== Given request ==
Work out how many lines include "open" and answer with that number only.

== Input records ==
--------------------
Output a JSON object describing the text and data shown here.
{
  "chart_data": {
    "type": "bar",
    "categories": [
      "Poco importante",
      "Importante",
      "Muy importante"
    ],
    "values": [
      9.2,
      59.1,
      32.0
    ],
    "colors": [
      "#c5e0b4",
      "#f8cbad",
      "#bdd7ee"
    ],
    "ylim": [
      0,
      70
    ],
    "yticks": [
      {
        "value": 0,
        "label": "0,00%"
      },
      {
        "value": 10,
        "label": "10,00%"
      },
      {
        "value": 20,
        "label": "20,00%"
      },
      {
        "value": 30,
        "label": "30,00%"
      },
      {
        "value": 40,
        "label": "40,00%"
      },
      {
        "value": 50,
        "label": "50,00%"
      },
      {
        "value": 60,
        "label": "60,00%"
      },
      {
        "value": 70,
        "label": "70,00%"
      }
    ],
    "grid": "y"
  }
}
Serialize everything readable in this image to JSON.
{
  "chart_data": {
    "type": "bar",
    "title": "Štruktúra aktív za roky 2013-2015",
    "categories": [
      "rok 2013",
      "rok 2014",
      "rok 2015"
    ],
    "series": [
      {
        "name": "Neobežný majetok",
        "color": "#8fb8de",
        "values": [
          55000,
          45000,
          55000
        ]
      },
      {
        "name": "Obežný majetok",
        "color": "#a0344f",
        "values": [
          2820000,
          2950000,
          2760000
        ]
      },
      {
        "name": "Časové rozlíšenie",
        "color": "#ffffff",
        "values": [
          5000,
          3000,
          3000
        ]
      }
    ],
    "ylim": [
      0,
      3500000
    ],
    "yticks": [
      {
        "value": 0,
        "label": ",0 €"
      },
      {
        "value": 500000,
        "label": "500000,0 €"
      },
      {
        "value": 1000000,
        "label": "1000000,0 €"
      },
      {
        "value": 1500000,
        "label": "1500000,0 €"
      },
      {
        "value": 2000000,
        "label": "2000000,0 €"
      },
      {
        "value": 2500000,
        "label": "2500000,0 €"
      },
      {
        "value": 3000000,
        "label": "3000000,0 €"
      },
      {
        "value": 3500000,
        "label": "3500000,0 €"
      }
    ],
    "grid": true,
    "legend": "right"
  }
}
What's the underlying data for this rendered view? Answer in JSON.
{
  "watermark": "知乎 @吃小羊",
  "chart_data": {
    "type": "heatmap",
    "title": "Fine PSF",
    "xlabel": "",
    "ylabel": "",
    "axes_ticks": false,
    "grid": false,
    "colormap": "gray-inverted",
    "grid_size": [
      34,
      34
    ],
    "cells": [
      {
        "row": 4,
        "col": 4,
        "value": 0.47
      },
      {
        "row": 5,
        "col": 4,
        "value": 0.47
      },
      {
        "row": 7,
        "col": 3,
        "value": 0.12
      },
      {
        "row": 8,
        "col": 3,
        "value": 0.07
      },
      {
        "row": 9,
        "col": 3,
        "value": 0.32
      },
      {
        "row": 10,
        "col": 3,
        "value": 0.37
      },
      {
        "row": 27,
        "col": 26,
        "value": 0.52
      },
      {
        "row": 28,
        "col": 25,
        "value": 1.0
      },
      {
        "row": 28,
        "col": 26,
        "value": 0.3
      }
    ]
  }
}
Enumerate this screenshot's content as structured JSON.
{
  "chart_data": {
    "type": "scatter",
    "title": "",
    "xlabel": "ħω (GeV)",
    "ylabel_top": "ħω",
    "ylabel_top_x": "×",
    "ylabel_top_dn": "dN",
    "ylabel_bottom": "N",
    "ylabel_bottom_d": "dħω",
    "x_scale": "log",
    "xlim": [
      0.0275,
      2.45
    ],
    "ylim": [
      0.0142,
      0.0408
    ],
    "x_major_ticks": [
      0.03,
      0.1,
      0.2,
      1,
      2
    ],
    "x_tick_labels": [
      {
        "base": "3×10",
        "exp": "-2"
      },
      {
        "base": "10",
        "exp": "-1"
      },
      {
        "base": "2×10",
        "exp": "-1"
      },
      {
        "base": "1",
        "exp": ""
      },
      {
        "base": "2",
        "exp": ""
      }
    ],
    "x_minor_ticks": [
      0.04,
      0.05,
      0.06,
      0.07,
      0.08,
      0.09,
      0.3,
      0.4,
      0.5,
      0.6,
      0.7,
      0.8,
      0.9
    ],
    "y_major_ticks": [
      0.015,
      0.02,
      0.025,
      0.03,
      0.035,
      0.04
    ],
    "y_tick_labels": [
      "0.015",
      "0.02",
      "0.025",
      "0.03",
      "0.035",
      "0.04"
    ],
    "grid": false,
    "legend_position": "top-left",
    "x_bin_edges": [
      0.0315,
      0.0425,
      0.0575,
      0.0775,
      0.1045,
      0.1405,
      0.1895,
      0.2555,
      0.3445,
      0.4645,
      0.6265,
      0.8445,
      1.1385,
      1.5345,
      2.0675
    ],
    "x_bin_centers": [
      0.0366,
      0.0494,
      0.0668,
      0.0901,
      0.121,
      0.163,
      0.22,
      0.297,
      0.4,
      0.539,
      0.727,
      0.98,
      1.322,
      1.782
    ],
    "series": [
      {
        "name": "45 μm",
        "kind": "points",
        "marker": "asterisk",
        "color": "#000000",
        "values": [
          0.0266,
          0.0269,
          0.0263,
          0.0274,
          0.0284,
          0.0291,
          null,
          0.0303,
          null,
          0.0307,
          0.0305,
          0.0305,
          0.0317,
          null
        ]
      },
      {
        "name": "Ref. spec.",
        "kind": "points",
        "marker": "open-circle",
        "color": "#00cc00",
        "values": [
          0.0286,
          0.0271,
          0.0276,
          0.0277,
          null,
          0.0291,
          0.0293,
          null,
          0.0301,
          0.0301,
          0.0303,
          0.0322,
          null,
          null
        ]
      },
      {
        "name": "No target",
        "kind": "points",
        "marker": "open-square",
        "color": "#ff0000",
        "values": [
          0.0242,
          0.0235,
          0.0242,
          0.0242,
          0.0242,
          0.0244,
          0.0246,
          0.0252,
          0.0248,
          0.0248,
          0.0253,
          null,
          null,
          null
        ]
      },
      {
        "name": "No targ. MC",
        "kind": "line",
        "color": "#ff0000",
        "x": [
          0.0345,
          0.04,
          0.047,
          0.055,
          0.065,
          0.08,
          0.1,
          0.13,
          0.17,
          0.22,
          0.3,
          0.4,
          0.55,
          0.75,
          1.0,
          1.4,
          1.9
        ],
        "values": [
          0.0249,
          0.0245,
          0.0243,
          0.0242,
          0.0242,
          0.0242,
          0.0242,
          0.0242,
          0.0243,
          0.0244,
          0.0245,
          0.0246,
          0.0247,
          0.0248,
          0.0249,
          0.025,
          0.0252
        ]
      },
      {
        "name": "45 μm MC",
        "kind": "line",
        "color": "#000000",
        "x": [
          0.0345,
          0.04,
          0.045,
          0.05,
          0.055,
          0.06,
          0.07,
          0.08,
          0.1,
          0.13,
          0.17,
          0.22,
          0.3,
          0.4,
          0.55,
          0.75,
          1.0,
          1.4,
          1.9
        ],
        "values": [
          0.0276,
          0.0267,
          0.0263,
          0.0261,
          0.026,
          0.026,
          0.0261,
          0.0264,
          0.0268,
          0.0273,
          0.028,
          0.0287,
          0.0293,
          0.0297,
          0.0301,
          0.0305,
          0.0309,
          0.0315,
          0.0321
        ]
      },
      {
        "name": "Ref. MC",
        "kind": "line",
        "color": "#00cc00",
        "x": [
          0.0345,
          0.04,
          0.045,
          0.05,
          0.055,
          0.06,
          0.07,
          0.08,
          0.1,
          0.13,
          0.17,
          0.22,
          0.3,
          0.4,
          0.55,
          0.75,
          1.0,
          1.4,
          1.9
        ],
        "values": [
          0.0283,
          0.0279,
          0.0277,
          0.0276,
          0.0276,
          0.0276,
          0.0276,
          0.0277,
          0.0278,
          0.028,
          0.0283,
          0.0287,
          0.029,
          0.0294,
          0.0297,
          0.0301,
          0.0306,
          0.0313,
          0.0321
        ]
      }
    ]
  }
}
--------------------
== Task answer ==
2